++++ Input material ++++

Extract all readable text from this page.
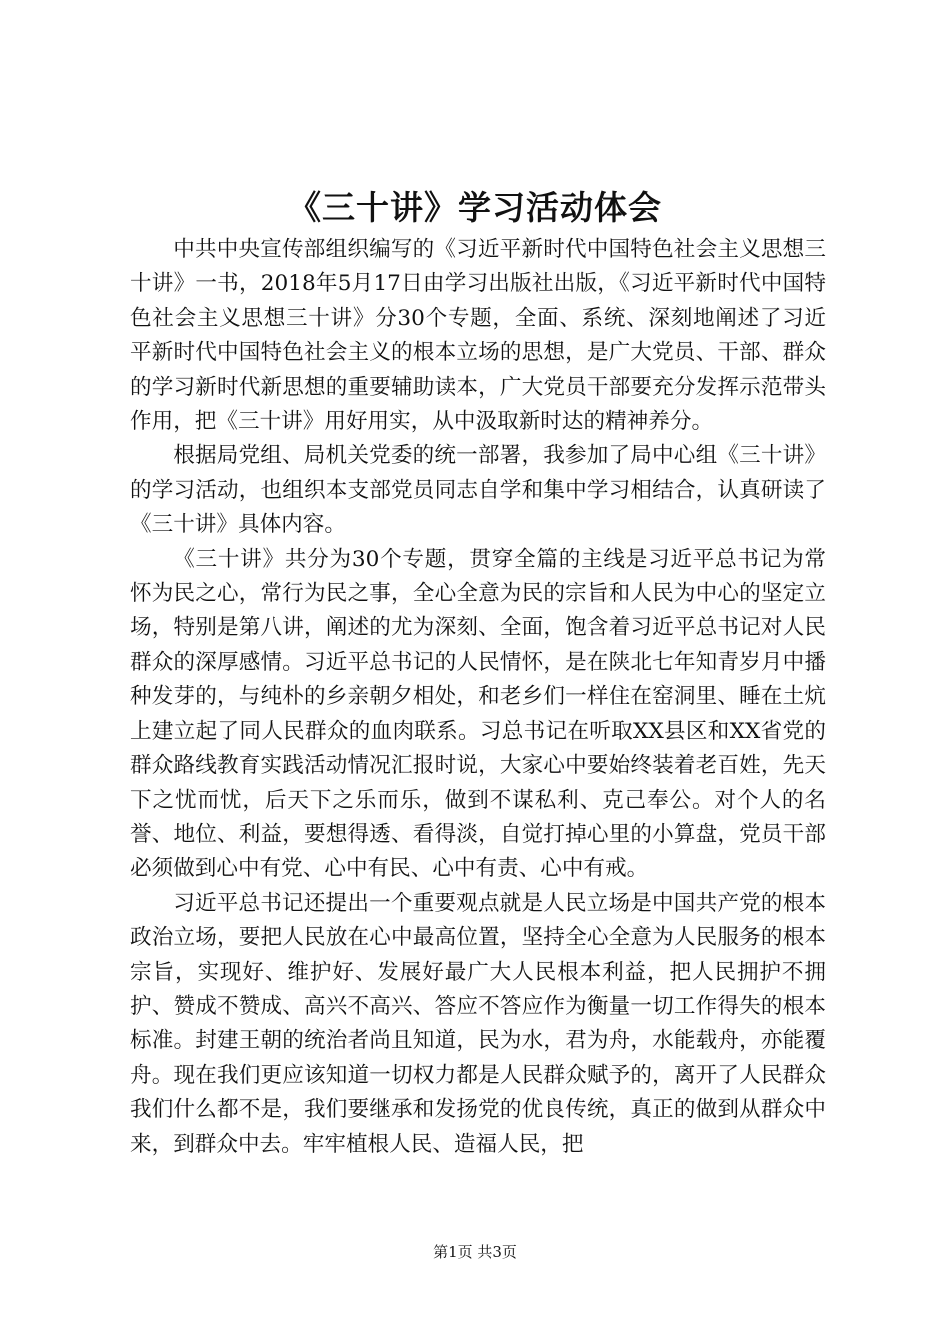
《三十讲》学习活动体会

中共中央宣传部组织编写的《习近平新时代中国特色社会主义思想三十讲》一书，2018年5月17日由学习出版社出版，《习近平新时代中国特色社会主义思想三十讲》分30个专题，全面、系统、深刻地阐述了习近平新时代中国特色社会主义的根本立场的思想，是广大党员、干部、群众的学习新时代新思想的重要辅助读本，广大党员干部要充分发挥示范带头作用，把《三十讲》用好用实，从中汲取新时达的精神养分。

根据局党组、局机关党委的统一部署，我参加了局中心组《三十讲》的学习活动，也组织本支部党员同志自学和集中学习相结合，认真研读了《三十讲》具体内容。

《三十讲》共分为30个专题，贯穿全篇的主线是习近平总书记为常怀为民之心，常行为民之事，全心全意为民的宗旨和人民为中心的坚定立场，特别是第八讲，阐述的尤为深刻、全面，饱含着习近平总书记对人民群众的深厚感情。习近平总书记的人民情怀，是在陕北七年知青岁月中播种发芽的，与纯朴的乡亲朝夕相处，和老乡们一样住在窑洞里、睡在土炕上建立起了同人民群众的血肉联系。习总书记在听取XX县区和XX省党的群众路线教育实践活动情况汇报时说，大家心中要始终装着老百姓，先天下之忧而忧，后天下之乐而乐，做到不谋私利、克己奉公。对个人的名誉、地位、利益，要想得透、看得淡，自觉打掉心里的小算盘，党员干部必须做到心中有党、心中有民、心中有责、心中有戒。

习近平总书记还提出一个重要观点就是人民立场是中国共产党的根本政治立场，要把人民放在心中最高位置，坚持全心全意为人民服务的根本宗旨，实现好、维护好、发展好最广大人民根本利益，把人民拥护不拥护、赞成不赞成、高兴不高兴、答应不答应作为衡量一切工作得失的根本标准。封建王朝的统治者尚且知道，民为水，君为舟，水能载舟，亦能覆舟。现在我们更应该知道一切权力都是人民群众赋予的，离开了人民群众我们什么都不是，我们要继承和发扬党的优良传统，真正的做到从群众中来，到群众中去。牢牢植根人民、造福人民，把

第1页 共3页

++++
++++ Input material ++++

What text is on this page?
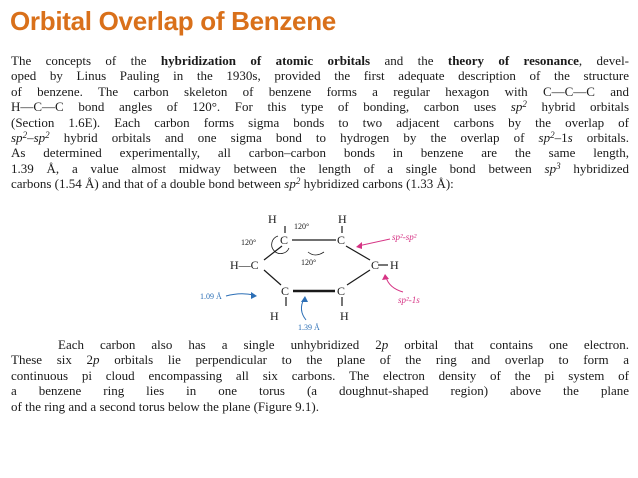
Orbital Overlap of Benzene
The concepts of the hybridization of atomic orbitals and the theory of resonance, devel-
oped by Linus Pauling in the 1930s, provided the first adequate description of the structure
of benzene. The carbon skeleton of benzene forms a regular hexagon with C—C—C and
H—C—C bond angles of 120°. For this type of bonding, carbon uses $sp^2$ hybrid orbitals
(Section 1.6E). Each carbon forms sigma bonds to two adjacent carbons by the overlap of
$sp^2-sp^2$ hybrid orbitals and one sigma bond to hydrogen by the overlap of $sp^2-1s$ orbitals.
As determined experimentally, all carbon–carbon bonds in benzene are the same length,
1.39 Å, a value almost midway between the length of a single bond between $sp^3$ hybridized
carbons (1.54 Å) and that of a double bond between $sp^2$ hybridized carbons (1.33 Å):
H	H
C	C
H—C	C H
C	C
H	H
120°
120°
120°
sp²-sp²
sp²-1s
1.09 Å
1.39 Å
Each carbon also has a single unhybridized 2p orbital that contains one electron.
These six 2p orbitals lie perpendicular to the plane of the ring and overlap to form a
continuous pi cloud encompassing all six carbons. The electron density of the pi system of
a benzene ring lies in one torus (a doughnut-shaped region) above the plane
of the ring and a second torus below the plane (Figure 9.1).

++++
++++ Input material ++++

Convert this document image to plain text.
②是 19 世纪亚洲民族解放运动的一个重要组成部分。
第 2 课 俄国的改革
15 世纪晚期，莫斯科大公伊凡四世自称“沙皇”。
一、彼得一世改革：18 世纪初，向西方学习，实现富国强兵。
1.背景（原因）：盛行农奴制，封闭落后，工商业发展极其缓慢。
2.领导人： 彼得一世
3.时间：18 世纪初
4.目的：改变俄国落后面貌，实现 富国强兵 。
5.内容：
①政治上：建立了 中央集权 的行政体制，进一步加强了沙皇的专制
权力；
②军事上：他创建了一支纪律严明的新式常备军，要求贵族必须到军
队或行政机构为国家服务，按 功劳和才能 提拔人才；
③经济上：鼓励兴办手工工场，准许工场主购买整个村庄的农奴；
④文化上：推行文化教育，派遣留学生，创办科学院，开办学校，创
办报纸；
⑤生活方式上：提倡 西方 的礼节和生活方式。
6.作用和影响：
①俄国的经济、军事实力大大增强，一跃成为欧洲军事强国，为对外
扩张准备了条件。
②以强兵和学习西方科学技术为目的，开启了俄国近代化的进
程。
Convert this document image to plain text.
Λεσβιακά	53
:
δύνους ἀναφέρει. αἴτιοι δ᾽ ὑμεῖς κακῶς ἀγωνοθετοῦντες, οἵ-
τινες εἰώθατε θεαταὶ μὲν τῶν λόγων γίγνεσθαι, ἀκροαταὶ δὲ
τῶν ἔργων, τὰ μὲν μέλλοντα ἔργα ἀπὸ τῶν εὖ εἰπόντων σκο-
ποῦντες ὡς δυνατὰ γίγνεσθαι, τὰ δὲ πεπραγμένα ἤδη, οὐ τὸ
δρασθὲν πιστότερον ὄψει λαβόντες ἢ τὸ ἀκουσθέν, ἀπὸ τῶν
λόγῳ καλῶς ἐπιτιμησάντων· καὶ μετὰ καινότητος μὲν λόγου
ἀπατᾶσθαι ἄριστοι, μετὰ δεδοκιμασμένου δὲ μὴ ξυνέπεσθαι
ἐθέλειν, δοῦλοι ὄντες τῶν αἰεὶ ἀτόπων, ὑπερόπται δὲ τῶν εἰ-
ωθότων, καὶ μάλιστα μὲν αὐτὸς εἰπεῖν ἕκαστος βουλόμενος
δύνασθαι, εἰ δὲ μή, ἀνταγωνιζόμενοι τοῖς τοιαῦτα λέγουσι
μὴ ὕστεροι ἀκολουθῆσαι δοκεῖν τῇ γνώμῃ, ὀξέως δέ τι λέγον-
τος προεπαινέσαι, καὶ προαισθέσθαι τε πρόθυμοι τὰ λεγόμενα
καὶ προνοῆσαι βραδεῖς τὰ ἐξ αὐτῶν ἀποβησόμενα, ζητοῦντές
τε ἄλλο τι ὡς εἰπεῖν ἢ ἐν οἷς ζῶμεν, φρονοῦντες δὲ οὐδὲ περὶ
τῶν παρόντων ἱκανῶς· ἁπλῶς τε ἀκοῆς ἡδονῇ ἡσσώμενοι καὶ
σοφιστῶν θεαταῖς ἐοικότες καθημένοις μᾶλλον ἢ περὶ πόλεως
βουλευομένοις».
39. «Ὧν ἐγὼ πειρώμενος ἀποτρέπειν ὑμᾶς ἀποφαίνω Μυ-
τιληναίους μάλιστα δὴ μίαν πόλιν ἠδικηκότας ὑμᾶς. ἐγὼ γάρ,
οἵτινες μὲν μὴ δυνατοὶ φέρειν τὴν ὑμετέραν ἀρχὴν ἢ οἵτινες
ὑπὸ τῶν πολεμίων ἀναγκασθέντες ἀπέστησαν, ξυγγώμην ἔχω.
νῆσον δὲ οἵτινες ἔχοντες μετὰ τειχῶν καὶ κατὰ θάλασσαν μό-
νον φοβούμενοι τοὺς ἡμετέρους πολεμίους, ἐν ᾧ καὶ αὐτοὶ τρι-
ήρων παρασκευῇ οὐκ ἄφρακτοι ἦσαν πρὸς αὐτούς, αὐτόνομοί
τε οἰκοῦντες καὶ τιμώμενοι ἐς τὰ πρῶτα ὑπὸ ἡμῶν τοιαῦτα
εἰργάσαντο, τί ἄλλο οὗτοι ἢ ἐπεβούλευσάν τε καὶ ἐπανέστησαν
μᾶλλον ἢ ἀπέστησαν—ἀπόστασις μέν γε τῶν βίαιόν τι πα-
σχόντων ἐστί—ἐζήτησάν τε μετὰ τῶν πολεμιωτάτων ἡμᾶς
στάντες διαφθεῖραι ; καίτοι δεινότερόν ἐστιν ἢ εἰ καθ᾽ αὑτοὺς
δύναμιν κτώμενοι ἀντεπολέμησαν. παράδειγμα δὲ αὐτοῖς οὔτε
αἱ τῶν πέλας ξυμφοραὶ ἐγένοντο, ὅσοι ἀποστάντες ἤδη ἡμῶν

++++

* Written task *
Every line holding "single" should be copied out.

* Answer to the exercise *
1.39 Å, a value almost midway between the length of a single bond between $sp^3$ hybridized
Each carbon also has a single unhybridized 2p orbital that contains one electron.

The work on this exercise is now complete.